== Challenge ==
Transcribe the material in full. Nothing should differ except that the pictures are left out.

== Data for this task ==
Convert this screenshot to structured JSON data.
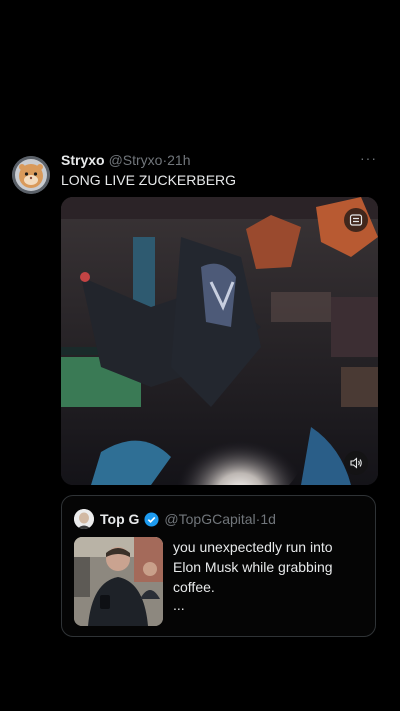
{
  "tweet": {
    "author_name": "Stryxo",
    "author_handle": "@Stryxo",
    "separator": "·",
    "time": "21h",
    "text": "LONG LIVE ZUCKERBERG",
    "more_label": "···",
    "avatar_icon": "hamster-astronaut-avatar",
    "media": {
      "settings_icon": "video-settings-icon",
      "volume_icon": "speaker-volume-icon"
    }
  },
  "quoted_tweet": {
    "author_name": "Top G",
    "verified_color": "#1d9bf0",
    "author_handle": "@TopGCapital",
    "separator": "·",
    "time": "1d",
    "text": "you unexpectedly run into Elon Musk while grabbing coffee.",
    "ellipsis": "..."
  }
}
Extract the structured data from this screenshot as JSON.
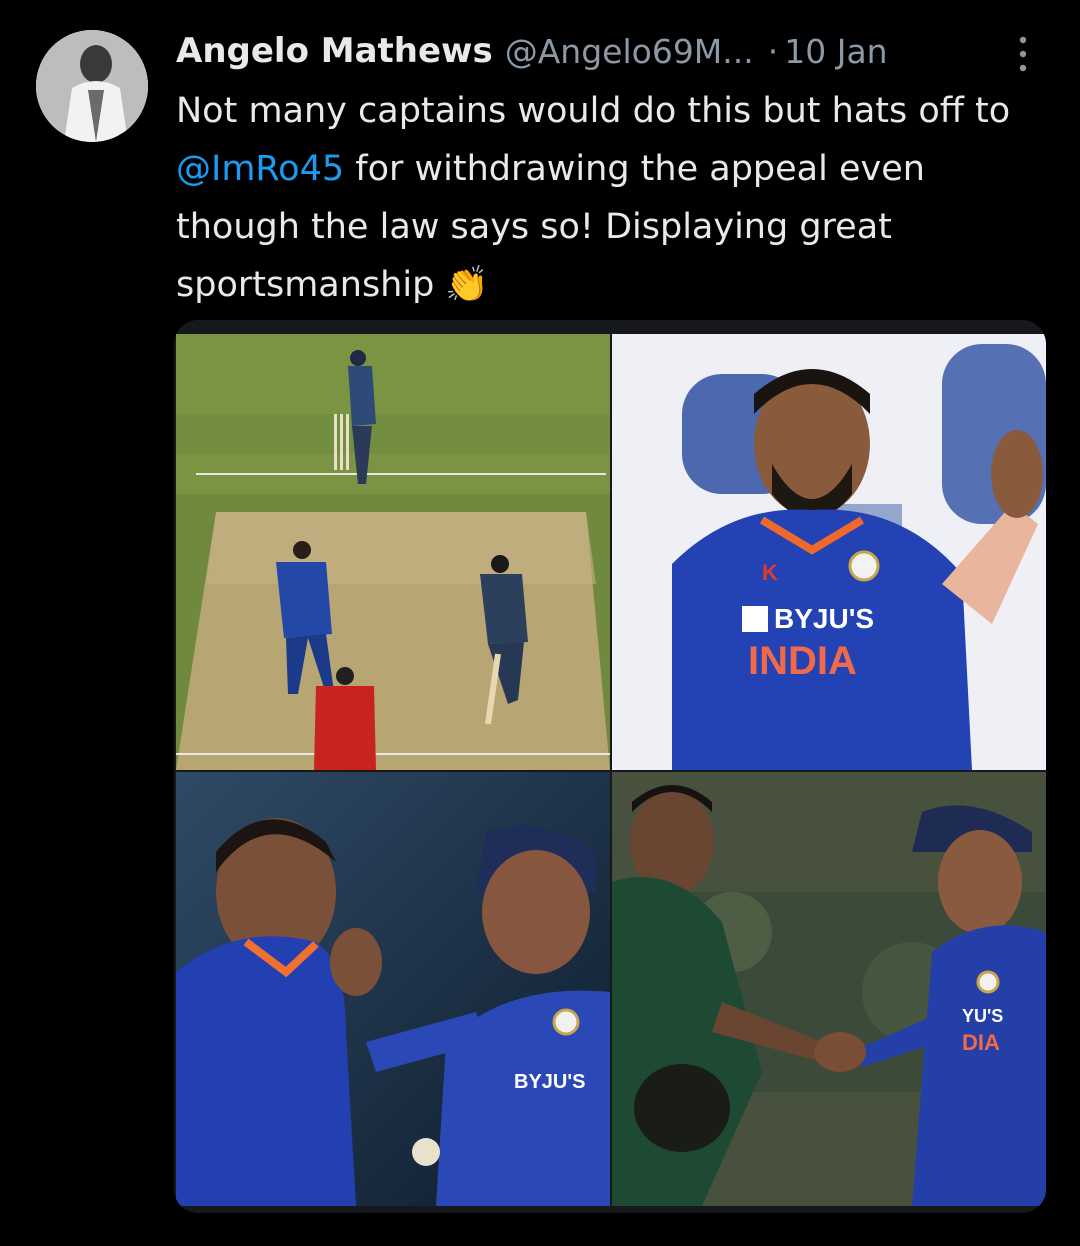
{
  "tweet": {
    "author_name": "Angelo Mathews",
    "handle": "@Angelo69M...",
    "separator": "·",
    "date": "10 Jan",
    "text_before_mention": "Not many captains would do this but hats off to ",
    "mention": "@ImRo45",
    "text_after_mention": " for withdrawing the appeal even though the law says so! Displaying great sportsmanship ",
    "emoji": "👏"
  },
  "media": {
    "tiles": [
      {
        "name": "cricket-pitch-photo"
      },
      {
        "name": "bowler-smiling-photo",
        "jersey_sponsor": "BYJU'S",
        "jersey_team": "INDIA",
        "jersey_brand": "K"
      },
      {
        "name": "players-laughing-photo",
        "jersey_sponsor": "BYJU'S"
      },
      {
        "name": "handshake-photo",
        "jersey_sponsor": "YU'S",
        "jersey_team": "DIA"
      }
    ]
  },
  "colors": {
    "background": "#000000",
    "text": "#e7e9ea",
    "secondary": "#8b98a5",
    "link": "#1d9bf0"
  },
  "icons": {
    "more": "more-vertical-icon",
    "avatar": "avatar-photo"
  }
}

== Complete response ==
Convert this screenshot to structured JSON data.
{
  "tweet": {
    "author_name": "Stryxo",
    "author_handle": "@Stryxo",
    "separator": "·",
    "time": "21h",
    "text": "LONG LIVE ZUCKERBERG",
    "more_label": "···",
    "avatar_icon": "hamster-astronaut-avatar",
    "media": {
      "settings_icon": "video-settings-icon",
      "volume_icon": "speaker-volume-icon"
    }
  },
  "quoted_tweet": {
    "author_name": "Top G",
    "verified_color": "#1d9bf0",
    "author_handle": "@TopGCapital",
    "separator": "·",
    "time": "1d",
    "text": "you unexpectedly run into Elon Musk while grabbing coffee.",
    "ellipsis": "..."
  }
}
Extract the structured data from this screenshot as JSON.
{
  "tweet": {
    "author_name": "Angelo Mathews",
    "handle": "@Angelo69M...",
    "separator": "·",
    "date": "10 Jan",
    "text_before_mention": "Not many captains would do this but hats off to ",
    "mention": "@ImRo45",
    "text_after_mention": " for withdrawing the appeal even though the law says so! Displaying great sportsmanship ",
    "emoji": "👏"
  },
  "media": {
    "tiles": [
      {
        "name": "cricket-pitch-photo"
      },
      {
        "name": "bowler-smiling-photo",
        "jersey_sponsor": "BYJU'S",
        "jersey_team": "INDIA",
        "jersey_brand": "K"
      },
      {
        "name": "players-laughing-photo",
        "jersey_sponsor": "BYJU'S"
      },
      {
        "name": "handshake-photo",
        "jersey_sponsor": "YU'S",
        "jersey_team": "DIA"
      }
    ]
  },
  "colors": {
    "background": "#000000",
    "text": "#e7e9ea",
    "secondary": "#8b98a5",
    "link": "#1d9bf0"
  },
  "icons": {
    "more": "more-vertical-icon",
    "avatar": "avatar-photo"
  }
}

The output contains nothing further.